● **The exercise**
Would you pull out every line of the material that contains the string "type"?

● **Rows**
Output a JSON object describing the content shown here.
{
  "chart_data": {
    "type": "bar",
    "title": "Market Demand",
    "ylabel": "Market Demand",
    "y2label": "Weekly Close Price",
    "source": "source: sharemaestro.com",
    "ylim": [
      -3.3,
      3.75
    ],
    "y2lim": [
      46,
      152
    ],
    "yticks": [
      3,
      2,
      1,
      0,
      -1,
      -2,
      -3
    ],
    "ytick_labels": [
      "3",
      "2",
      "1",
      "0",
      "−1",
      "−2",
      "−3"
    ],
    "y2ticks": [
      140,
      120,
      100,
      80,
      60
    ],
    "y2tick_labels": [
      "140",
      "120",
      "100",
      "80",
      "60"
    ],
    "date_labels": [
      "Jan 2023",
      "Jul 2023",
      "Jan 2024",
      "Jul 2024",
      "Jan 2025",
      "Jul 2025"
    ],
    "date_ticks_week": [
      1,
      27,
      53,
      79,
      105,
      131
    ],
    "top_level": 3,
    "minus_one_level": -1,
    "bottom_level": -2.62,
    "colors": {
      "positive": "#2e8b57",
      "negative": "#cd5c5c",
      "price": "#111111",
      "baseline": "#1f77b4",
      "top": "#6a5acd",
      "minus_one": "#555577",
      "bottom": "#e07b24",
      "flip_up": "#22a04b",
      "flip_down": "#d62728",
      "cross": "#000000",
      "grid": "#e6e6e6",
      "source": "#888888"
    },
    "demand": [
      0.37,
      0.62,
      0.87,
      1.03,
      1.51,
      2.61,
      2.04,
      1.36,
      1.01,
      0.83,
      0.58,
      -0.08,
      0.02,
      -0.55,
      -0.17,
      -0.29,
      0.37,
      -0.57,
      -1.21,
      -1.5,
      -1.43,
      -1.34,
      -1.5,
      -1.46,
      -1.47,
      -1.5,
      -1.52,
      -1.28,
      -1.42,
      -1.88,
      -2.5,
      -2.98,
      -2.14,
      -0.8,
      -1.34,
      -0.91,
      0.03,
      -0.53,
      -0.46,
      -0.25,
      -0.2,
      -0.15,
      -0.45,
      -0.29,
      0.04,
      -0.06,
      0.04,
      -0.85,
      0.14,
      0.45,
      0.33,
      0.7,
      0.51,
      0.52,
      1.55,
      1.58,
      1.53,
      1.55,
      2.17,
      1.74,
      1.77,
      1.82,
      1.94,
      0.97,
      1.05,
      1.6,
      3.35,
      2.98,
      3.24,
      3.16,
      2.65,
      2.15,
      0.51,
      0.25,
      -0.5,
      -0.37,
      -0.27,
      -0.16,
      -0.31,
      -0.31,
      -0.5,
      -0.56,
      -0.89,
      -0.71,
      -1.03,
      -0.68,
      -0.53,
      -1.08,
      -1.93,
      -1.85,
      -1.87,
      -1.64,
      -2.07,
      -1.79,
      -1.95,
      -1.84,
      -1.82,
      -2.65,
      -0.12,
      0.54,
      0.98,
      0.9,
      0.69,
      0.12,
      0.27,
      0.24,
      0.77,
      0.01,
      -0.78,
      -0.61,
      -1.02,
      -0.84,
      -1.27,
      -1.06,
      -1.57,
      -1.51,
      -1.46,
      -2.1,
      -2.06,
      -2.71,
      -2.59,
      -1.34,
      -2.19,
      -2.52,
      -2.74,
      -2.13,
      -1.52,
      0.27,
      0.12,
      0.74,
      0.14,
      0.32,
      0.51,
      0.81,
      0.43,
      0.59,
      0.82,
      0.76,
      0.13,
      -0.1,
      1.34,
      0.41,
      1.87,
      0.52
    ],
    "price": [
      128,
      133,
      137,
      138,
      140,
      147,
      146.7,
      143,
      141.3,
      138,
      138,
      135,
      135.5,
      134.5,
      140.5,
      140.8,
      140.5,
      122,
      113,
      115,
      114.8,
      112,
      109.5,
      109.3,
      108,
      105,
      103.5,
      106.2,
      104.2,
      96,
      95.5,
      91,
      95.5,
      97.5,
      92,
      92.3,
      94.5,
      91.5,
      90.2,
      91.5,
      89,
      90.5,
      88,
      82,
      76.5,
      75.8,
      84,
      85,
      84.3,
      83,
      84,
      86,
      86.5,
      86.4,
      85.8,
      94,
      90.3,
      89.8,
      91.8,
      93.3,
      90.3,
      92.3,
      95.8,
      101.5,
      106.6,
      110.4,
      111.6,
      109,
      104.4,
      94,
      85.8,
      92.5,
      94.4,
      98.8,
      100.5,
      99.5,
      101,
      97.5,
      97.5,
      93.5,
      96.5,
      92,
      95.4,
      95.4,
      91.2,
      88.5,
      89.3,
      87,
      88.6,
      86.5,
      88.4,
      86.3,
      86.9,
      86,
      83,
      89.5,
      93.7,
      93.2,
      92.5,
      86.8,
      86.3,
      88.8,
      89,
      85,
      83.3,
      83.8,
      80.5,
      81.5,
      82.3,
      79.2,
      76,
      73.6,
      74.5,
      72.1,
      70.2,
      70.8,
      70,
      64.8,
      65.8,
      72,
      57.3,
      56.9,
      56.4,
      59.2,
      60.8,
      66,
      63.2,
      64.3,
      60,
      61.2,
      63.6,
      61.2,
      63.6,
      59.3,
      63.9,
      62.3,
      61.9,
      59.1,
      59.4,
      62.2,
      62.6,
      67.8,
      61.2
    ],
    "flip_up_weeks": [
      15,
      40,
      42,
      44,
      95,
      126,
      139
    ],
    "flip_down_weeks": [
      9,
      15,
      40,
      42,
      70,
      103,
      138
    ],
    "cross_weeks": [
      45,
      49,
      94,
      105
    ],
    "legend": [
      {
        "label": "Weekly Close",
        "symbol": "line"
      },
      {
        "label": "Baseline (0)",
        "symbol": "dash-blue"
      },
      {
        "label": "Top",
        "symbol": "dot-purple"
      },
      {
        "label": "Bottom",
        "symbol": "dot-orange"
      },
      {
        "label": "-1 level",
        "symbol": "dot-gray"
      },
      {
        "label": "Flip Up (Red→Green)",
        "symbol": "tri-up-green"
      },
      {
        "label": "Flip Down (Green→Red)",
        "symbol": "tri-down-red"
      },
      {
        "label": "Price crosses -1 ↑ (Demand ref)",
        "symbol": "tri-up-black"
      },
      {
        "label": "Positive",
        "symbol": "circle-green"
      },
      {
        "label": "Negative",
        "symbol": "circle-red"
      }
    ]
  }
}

==

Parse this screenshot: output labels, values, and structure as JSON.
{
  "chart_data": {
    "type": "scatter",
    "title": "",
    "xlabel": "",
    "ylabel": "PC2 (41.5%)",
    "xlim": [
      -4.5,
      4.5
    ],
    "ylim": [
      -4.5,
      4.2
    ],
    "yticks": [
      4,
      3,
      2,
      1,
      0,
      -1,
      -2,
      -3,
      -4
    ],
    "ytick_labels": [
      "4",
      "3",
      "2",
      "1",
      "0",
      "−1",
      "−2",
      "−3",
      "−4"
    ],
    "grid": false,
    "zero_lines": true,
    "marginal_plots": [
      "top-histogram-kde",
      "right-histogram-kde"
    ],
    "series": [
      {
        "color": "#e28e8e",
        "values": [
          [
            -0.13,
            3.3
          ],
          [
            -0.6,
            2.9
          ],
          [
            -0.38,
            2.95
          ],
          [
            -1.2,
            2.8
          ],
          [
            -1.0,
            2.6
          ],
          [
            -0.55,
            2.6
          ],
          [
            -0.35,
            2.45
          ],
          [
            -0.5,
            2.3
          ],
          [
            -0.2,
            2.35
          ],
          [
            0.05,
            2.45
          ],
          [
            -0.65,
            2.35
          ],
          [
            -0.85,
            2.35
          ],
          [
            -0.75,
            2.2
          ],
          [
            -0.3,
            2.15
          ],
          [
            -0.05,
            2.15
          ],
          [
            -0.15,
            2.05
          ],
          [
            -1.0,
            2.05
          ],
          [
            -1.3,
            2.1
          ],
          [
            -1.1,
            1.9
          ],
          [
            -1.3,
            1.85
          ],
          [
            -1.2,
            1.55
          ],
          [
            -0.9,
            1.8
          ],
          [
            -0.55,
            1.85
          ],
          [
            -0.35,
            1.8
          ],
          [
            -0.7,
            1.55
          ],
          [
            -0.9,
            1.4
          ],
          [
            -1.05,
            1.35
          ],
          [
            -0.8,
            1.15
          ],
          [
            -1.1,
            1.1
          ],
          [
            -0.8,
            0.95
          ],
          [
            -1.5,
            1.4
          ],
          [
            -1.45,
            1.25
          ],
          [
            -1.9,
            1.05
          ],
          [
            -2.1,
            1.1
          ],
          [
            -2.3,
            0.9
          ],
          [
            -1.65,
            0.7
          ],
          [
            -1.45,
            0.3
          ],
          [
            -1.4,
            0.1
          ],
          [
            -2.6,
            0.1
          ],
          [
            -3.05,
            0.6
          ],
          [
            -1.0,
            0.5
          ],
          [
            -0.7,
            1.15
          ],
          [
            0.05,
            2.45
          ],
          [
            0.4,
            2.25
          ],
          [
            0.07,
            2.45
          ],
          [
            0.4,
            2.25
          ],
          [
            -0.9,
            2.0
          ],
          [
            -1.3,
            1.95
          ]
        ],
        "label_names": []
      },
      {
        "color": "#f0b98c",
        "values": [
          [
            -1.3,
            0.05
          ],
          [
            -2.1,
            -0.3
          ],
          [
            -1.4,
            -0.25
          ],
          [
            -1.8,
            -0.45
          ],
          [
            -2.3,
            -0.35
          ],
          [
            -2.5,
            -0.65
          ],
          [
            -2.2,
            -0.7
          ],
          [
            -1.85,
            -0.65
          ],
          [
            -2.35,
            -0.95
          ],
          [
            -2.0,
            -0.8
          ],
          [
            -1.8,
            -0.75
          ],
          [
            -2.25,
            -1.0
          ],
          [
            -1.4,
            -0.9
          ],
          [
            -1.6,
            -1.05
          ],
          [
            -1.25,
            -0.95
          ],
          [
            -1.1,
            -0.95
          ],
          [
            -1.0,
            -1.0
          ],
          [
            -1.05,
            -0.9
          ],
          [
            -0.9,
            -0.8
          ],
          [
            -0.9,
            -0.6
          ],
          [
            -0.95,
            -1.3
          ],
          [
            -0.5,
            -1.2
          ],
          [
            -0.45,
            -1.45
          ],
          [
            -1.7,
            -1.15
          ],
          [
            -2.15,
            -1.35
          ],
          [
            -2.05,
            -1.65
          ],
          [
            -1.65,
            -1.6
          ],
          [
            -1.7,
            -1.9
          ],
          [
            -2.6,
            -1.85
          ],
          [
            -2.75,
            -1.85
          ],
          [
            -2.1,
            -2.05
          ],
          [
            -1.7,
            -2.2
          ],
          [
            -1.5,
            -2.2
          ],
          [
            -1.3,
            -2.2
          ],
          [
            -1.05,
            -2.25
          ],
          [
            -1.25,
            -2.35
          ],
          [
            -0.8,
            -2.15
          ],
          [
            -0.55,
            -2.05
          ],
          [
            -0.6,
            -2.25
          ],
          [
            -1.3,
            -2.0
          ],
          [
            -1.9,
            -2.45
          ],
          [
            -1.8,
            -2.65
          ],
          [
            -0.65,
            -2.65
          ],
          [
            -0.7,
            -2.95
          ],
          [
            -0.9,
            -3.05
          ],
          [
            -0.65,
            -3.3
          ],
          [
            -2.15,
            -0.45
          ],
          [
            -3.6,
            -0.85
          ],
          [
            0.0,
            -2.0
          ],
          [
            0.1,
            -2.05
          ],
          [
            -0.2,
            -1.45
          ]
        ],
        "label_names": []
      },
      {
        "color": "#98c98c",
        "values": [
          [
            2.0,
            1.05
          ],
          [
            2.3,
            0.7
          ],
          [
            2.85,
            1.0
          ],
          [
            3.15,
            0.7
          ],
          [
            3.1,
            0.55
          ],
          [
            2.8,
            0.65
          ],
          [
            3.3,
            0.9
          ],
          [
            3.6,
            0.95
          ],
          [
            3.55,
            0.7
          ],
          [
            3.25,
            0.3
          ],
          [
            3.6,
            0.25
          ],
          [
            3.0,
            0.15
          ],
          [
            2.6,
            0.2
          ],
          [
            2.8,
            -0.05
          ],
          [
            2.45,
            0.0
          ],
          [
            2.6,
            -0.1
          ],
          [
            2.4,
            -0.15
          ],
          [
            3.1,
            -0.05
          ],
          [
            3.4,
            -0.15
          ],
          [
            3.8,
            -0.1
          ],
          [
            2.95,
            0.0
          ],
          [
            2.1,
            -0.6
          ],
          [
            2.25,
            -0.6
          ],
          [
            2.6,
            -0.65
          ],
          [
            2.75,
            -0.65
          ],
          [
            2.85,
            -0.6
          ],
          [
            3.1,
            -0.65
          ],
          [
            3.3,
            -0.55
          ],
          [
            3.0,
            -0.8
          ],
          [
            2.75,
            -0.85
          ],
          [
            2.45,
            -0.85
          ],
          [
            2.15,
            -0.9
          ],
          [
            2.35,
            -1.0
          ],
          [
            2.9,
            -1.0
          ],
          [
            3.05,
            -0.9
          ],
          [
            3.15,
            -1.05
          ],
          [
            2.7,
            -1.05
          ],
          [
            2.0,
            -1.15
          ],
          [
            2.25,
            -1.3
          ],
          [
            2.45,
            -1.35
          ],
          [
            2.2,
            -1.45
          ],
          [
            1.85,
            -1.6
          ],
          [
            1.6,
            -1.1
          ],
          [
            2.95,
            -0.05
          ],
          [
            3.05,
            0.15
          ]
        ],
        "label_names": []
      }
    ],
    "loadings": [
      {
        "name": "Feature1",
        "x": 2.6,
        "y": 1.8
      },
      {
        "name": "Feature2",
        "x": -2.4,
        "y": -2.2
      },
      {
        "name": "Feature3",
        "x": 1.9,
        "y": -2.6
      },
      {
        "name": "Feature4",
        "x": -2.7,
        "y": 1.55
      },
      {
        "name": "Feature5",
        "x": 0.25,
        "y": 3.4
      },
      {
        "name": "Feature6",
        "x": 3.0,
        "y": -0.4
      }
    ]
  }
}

* * *

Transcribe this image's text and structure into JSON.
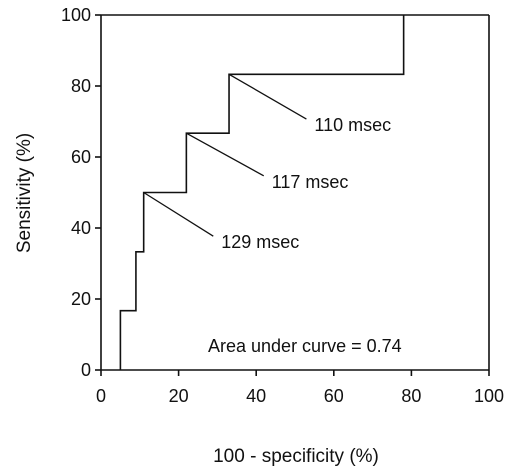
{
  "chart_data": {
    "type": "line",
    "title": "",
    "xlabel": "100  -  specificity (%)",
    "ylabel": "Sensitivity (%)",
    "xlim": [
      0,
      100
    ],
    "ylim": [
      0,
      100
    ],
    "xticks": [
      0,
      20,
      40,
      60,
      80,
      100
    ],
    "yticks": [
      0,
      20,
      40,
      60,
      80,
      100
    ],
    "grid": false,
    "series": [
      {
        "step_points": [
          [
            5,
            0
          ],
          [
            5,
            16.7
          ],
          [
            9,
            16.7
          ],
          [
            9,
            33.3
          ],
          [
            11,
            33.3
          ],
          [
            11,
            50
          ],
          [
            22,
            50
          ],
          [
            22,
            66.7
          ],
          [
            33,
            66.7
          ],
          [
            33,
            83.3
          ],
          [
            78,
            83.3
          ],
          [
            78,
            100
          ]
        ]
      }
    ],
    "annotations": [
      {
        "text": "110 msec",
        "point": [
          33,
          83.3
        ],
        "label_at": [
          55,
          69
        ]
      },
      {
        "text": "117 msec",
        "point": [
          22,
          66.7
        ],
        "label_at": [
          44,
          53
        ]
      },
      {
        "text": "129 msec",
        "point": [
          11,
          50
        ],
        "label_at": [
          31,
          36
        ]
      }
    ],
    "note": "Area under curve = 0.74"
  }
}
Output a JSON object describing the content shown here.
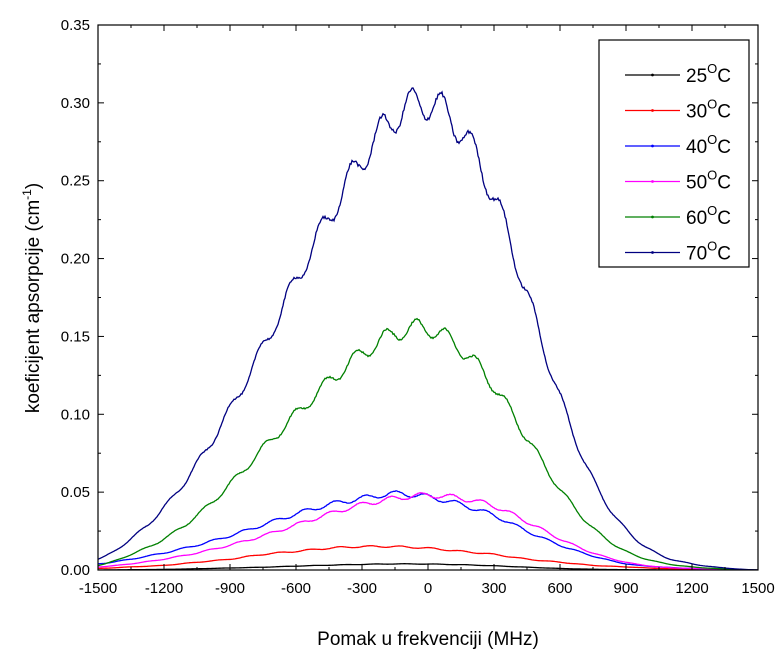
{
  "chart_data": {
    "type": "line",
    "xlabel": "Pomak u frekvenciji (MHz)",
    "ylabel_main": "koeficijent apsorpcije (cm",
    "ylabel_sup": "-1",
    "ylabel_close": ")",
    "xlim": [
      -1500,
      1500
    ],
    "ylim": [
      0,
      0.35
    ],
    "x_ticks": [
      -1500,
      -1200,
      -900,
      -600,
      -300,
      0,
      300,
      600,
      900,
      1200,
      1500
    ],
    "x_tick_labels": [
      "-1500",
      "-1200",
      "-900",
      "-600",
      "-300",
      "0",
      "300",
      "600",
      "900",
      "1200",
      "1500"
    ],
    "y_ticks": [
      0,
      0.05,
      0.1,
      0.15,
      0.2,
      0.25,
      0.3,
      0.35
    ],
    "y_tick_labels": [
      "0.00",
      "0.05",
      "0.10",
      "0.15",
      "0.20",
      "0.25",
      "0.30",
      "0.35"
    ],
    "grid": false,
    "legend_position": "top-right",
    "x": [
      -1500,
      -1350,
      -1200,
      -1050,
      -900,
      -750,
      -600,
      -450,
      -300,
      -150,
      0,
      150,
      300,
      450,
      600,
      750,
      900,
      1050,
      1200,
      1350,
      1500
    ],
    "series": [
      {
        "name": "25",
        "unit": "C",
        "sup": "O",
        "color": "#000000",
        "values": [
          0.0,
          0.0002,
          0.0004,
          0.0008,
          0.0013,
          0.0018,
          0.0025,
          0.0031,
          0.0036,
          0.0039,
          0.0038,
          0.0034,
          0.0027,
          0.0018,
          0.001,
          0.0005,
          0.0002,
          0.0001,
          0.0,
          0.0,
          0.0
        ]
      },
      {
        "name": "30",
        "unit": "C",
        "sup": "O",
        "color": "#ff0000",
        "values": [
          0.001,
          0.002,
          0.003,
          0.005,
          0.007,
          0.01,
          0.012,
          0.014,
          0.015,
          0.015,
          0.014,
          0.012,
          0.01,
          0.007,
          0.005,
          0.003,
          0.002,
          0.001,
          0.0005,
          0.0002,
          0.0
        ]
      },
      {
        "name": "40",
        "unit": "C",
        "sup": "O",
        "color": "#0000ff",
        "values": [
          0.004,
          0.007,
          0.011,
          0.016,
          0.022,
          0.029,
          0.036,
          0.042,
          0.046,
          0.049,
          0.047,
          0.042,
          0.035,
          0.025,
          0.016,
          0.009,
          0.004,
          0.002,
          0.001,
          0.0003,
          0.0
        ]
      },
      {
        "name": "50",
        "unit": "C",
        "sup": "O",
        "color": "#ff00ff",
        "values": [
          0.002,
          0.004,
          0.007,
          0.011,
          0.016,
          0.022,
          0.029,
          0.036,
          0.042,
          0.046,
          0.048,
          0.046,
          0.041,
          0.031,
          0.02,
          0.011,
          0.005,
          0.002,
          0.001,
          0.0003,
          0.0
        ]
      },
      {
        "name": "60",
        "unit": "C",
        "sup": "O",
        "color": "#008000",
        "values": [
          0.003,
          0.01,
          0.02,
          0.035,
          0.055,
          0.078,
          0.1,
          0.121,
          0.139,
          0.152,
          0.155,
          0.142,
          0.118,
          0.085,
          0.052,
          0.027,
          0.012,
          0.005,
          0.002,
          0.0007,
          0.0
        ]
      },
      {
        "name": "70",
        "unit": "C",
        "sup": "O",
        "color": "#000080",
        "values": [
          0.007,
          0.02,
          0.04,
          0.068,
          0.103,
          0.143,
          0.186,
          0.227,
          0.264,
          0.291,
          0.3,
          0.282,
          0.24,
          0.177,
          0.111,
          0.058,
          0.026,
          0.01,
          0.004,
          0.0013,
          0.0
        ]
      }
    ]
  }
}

● **Answer to this task**
    "type": "bar",
    "type": "scatter",
    "type": "line",
    "type": "line",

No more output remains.